GIVEN REQUEST =>
Retype the material in full, keeping every word the same.
═══
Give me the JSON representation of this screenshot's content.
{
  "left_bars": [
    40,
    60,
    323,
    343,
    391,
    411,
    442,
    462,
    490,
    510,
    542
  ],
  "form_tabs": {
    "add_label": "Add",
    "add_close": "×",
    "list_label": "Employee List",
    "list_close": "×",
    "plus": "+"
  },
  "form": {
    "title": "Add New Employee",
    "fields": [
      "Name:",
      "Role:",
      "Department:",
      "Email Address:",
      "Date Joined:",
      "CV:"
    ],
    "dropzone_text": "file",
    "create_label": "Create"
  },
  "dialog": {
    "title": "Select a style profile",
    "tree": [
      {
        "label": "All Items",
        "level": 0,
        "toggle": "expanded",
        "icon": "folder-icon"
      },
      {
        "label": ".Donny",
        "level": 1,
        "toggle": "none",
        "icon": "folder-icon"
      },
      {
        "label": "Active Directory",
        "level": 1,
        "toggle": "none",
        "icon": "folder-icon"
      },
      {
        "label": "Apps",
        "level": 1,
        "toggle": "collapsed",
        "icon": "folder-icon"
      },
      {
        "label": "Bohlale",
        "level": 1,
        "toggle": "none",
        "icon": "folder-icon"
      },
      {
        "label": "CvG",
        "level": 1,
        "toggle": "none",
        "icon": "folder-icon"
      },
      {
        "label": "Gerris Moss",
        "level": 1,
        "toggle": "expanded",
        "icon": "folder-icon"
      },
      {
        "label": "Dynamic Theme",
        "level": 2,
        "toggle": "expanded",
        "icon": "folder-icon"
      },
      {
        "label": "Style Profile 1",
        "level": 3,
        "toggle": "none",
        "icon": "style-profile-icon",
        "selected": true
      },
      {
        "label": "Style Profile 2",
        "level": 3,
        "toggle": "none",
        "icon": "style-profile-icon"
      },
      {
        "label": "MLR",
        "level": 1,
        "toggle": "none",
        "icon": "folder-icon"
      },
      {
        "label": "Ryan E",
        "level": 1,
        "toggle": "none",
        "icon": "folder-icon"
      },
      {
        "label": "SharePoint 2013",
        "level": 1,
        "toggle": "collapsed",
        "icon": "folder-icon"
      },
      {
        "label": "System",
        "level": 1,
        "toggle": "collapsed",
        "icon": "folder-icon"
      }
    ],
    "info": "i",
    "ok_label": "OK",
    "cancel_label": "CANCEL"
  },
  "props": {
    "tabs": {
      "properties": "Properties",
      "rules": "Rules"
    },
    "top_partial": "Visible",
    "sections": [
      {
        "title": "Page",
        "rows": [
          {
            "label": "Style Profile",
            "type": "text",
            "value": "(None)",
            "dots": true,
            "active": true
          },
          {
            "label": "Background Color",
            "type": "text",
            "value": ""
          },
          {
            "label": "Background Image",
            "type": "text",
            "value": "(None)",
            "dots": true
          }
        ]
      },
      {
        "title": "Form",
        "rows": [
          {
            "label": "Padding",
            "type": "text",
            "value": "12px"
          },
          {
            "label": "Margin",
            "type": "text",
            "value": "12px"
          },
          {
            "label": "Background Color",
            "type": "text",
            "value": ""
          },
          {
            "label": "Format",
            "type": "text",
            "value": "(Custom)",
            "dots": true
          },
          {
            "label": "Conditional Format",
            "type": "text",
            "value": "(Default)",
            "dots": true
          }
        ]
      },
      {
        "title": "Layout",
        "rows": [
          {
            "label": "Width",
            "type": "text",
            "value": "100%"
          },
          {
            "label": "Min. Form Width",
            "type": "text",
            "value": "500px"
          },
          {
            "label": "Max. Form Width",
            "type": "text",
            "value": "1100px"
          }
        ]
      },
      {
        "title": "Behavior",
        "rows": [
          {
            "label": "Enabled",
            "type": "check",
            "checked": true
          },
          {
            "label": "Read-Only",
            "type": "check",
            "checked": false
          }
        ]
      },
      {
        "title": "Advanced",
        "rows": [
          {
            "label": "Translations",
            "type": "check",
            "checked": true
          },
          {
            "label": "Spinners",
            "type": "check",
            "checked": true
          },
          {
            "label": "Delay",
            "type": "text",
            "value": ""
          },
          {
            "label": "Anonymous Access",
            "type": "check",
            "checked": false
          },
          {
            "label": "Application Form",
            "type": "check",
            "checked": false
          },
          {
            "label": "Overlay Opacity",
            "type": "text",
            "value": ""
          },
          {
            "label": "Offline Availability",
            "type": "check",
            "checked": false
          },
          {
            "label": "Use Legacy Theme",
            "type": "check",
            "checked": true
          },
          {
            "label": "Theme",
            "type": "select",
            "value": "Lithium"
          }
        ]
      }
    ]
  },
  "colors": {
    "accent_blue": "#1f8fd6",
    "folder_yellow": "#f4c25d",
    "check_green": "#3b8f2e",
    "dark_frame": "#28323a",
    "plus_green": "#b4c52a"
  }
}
═══
RESPONSE =>
Give me the JSON representation of this screenshot's content.
{
  "left_bars": [
    40,
    60,
    323,
    343,
    391,
    411,
    442,
    462,
    490,
    510,
    542
  ],
  "form_tabs": {
    "add_label": "Add",
    "add_close": "×",
    "list_label": "Employee List",
    "list_close": "×",
    "plus": "+"
  },
  "form": {
    "title": "Add New Employee",
    "fields": [
      "Name:",
      "Role:",
      "Department:",
      "Email Address:",
      "Date Joined:",
      "CV:"
    ],
    "dropzone_text": "file",
    "create_label": "Create"
  },
  "dialog": {
    "title": "Select a style profile",
    "tree": [
      {
        "label": "All Items",
        "level": 0,
        "toggle": "expanded",
        "icon": "folder-icon"
      },
      {
        "label": ".Donny",
        "level": 1,
        "toggle": "none",
        "icon": "folder-icon"
      },
      {
        "label": "Active Directory",
        "level": 1,
        "toggle": "none",
        "icon": "folder-icon"
      },
      {
        "label": "Apps",
        "level": 1,
        "toggle": "collapsed",
        "icon": "folder-icon"
      },
      {
        "label": "Bohlale",
        "level": 1,
        "toggle": "none",
        "icon": "folder-icon"
      },
      {
        "label": "CvG",
        "level": 1,
        "toggle": "none",
        "icon": "folder-icon"
      },
      {
        "label": "Gerris Moss",
        "level": 1,
        "toggle": "expanded",
        "icon": "folder-icon"
      },
      {
        "label": "Dynamic Theme",
        "level": 2,
        "toggle": "expanded",
        "icon": "folder-icon"
      },
      {
        "label": "Style Profile 1",
        "level": 3,
        "toggle": "none",
        "icon": "style-profile-icon",
        "selected": true
      },
      {
        "label": "Style Profile 2",
        "level": 3,
        "toggle": "none",
        "icon": "style-profile-icon"
      },
      {
        "label": "MLR",
        "level": 1,
        "toggle": "none",
        "icon": "folder-icon"
      },
      {
        "label": "Ryan E",
        "level": 1,
        "toggle": "none",
        "icon": "folder-icon"
      },
      {
        "label": "SharePoint 2013",
        "level": 1,
        "toggle": "collapsed",
        "icon": "folder-icon"
      },
      {
        "label": "System",
        "level": 1,
        "toggle": "collapsed",
        "icon": "folder-icon"
      }
    ],
    "info": "i",
    "ok_label": "OK",
    "cancel_label": "CANCEL"
  },
  "props": {
    "tabs": {
      "properties": "Properties",
      "rules": "Rules"
    },
    "top_partial": "Visible",
    "sections": [
      {
        "title": "Page",
        "rows": [
          {
            "label": "Style Profile",
            "type": "text",
            "value": "(None)",
            "dots": true,
            "active": true
          },
          {
            "label": "Background Color",
            "type": "text",
            "value": ""
          },
          {
            "label": "Background Image",
            "type": "text",
            "value": "(None)",
            "dots": true
          }
        ]
      },
      {
        "title": "Form",
        "rows": [
          {
            "label": "Padding",
            "type": "text",
            "value": "12px"
          },
          {
            "label": "Margin",
            "type": "text",
            "value": "12px"
          },
          {
            "label": "Background Color",
            "type": "text",
            "value": ""
          },
          {
            "label": "Format",
            "type": "text",
            "value": "(Custom)",
            "dots": true
          },
          {
            "label": "Conditional Format",
            "type": "text",
            "value": "(Default)",
            "dots": true
          }
        ]
      },
      {
        "title": "Layout",
        "rows": [
          {
            "label": "Width",
            "type": "text",
            "value": "100%"
          },
          {
            "label": "Min. Form Width",
            "type": "text",
            "value": "500px"
          },
          {
            "label": "Max. Form Width",
            "type": "text",
            "value": "1100px"
          }
        ]
      },
      {
        "title": "Behavior",
        "rows": [
          {
            "label": "Enabled",
            "type": "check",
            "checked": true
          },
          {
            "label": "Read-Only",
            "type": "check",
            "checked": false
          }
        ]
      },
      {
        "title": "Advanced",
        "rows": [
          {
            "label": "Translations",
            "type": "check",
            "checked": true
          },
          {
            "label": "Spinners",
            "type": "check",
            "checked": true
          },
          {
            "label": "Delay",
            "type": "text",
            "value": ""
          },
          {
            "label": "Anonymous Access",
            "type": "check",
            "checked": false
          },
          {
            "label": "Application Form",
            "type": "check",
            "checked": false
          },
          {
            "label": "Overlay Opacity",
            "type": "text",
            "value": ""
          },
          {
            "label": "Offline Availability",
            "type": "check",
            "checked": false
          },
          {
            "label": "Use Legacy Theme",
            "type": "check",
            "checked": true
          },
          {
            "label": "Theme",
            "type": "select",
            "value": "Lithium"
          }
        ]
      }
    ]
  },
  "colors": {
    "accent_blue": "#1f8fd6",
    "folder_yellow": "#f4c25d",
    "check_green": "#3b8f2e",
    "dark_frame": "#28323a",
    "plus_green": "#b4c52a"
  }
}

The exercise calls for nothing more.